» STATED GOAL
Filter the records below and copy every line that contains the string "stroke".
======== RECORDS FOR THIS EXERCISE
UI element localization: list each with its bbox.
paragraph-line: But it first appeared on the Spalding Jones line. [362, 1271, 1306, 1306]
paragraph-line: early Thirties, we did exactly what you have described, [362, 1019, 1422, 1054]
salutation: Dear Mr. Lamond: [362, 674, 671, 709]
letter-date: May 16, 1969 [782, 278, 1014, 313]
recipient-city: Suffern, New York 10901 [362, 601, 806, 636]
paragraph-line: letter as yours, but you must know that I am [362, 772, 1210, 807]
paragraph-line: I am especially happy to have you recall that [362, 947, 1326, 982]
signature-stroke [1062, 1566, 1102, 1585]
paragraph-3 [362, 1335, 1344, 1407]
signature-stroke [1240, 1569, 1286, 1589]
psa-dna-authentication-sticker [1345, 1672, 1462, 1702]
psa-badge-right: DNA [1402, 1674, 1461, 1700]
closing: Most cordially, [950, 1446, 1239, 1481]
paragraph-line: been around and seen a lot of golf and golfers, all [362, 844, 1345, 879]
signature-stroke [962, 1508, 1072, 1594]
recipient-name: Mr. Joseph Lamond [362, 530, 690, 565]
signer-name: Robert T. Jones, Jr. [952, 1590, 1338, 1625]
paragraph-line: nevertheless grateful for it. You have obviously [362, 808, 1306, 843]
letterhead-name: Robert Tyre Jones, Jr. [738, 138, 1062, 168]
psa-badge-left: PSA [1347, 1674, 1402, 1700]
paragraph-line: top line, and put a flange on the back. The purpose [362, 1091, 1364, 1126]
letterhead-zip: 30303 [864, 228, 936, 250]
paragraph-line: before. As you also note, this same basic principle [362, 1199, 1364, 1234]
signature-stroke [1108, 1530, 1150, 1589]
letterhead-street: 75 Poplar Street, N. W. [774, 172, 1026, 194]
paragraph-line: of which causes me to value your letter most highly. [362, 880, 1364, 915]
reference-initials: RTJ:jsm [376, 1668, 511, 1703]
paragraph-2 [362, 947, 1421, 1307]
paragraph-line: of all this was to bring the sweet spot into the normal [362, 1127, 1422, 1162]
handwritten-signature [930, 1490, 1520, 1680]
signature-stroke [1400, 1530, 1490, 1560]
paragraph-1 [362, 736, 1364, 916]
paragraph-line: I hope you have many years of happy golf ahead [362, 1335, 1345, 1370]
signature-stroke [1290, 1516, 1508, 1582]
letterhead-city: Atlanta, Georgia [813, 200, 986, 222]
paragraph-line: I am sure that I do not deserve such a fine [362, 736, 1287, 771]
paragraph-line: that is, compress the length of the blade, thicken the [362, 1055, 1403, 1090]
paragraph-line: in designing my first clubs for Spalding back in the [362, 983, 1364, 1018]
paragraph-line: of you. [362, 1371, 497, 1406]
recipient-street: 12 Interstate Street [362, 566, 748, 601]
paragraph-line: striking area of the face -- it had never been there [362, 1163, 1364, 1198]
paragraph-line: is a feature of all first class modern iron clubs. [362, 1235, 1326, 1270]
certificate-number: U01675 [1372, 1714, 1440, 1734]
================
» ANSWER TO THE EXERCISE
signature-stroke [1062, 1566, 1102, 1585]
signature-stroke [1240, 1569, 1286, 1589]
signature-stroke [962, 1508, 1072, 1594]
signature-stroke [1108, 1530, 1150, 1589]
signature-stroke [1400, 1530, 1490, 1560]
signature-stroke [1290, 1516, 1508, 1582]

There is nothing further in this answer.